Document extract:

--

Monday, February 22, 2010

Document Preview in DSpace, using Google Docs Viewer

    

I've made a modification that allows a DSpace repository to embed a "preview" of the document into the page, so the user never has to leave, just to get to the good stuff.

Adding a Preview link to the item's bitstream.

Then showing the document with Google Doc's Viewer. It essentially becomes a very easy way to make your content more easily accessible, as files that are MS Word or Adobe PDF don't require the visitor to have those programs installed to view them, and load instantly on the page.

How it works
The Google Docs viewer essentially works the same as the user downloading the document to their computer and having the Adobe Reader display the file for them, however, it uses Google Docs to download the document, and then render the PDF before their eyes in real-time so that they can immediately see the document on that page.

It involves modifying ItemTag.java to add the link and a preview box, adding four javascript functions, and used some jQuery. Going forward, I'm thinking that this builds off of Stuart Lewis' idea of having a preview anything. As this is generally a response (for documents) to:
Perhaps we should make this is into a pluggable system for DSpace 1.6 where you can register classes that can render file types, and then make a configurable option to register viewers to filetypes?

--

Dataset records:
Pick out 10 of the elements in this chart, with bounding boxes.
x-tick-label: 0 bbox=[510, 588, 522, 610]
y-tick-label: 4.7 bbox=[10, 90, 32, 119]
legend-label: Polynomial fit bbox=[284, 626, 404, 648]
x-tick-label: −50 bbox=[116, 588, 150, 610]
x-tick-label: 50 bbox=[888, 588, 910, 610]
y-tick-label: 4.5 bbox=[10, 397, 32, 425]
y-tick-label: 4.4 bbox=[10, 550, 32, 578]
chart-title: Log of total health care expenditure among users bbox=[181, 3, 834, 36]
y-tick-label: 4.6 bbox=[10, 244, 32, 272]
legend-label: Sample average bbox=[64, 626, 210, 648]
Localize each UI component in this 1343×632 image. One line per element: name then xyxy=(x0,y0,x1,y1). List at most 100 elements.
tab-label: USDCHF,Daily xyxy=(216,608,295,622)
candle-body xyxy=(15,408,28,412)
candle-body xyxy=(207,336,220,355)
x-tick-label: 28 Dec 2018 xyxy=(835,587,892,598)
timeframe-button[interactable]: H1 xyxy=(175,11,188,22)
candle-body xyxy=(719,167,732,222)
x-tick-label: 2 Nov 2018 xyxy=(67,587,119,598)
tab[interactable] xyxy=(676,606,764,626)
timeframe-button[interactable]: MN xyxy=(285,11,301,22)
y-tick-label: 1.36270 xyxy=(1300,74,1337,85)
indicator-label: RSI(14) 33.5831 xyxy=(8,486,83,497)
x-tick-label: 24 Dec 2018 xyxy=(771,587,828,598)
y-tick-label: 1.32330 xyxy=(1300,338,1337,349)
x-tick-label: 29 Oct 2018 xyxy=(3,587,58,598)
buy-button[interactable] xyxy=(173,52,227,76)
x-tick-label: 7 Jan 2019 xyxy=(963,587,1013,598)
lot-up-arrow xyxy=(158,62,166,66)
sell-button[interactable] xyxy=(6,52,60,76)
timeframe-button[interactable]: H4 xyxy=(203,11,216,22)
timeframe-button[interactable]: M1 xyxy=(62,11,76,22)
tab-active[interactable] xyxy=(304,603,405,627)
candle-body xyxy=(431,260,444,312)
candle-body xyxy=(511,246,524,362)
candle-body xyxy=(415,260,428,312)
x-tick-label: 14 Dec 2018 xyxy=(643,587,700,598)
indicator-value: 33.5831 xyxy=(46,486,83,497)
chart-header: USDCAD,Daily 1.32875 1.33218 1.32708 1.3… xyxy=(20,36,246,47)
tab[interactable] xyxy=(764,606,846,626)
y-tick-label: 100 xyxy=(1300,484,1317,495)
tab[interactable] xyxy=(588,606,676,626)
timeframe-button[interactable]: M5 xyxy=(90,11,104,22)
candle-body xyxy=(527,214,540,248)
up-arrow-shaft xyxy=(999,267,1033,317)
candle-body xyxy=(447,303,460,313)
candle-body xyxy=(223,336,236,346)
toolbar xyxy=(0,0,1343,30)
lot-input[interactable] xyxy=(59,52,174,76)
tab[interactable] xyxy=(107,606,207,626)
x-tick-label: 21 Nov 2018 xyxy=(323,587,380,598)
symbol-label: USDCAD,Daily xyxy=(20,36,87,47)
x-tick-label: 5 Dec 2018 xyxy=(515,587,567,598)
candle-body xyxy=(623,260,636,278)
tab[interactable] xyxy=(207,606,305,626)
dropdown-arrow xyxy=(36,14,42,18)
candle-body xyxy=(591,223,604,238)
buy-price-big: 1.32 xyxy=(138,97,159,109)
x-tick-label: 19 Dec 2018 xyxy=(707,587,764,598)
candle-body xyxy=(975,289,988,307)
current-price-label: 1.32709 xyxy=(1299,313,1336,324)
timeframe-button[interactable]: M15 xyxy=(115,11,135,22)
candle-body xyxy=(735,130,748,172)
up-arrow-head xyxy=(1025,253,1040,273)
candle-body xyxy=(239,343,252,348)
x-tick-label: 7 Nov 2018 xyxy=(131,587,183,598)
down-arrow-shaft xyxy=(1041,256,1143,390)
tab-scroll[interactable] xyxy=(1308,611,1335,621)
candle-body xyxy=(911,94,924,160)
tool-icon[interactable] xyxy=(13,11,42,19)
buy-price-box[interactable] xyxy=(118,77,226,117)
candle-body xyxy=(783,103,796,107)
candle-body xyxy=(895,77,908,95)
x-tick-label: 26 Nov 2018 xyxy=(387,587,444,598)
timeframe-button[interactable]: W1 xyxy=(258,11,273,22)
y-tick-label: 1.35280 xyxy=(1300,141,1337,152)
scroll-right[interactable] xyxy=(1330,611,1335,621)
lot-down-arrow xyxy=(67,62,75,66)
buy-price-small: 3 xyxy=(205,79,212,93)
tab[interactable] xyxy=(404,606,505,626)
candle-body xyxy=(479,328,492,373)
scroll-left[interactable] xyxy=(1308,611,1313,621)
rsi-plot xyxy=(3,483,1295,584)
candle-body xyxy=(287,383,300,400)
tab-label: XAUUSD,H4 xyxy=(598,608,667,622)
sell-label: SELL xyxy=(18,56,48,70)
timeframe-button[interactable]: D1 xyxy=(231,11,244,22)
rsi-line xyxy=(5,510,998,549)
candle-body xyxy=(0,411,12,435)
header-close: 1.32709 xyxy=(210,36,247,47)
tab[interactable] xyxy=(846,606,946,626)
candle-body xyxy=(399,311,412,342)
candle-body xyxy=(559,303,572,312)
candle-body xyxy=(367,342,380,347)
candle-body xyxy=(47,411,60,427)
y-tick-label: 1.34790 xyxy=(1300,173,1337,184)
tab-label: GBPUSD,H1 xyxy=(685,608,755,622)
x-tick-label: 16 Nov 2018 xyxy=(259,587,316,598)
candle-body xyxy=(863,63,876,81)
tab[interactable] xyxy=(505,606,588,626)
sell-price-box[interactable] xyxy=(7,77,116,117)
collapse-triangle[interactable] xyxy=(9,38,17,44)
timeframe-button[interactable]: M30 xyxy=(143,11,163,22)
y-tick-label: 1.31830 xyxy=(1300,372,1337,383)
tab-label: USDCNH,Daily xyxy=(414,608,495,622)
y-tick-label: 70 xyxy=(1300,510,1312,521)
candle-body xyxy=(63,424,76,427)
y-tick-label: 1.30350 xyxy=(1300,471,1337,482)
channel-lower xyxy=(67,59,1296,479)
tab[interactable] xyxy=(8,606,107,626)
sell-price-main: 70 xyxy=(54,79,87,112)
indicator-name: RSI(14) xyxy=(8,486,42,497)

--

Tasks and exercises:
[A] Please print the rows again word for word, starting at the first row and ending at the row that contains "Localize each UI".
[B] Carry on the post about DSpace document previews from the point where it stops.
The text and the rows come from unrelated sources.

Final answers:
[A]
Pick out 10 of the elements in this chart, with bounding boxes.
x-tick-label: 0 bbox=[510, 588, 522, 610]
y-tick-label: 4.7 bbox=[10, 90, 32, 119]
legend-label: Polynomial fit bbox=[284, 626, 404, 648]
x-tick-label: −50 bbox=[116, 588, 150, 610]
x-tick-label: 50 bbox=[888, 588, 910, 610]
y-tick-label: 4.5 bbox=[10, 397, 32, 425]
y-tick-label: 4.4 bbox=[10, 550, 32, 578]
chart-title: Log of total health care expenditure among users bbox=[181, 3, 834, 36]
y-tick-label: 4.6 bbox=[10, 244, 32, 272]
legend-label: Sample average bbox=[64, 626, 210, 648]
Localize each UI component in this 1343×632 image. One line per element: name then xyxy=(x0,y0,x1,y1). List at most 100 elements.

[B]
UPDATE: The code is available in a writeup at the DSpace Wiki: Document Preview with Google Docs Viewer

47 comments:

  1. Hi,

    It sounds great! Is there a way to get to code?

    ReplyDelete
  2. The code is now available on the DSpace Wiki: http://wiki.dspace.org/index.php/Document_Preview_with_Google_Docs_viewer

    ReplyDelete
  3. Hello Peter,

    perfect idea! Congratulations!

    I will try it asap!

    Greetings from Greece,

    Costas--

    ReplyDelete
  4. Hi, Peter
    That's nice. But where can I change?
    So you can write step-by-step guide?
    Help me

    Cheers, Zaya

    ReplyDelete
  5. Hi, this is a greate post, but can u make a step by step tutorial, I tried to folow but no sucess

    ReplyDelete
  6. There is a full writeup on the DSpace Wiki.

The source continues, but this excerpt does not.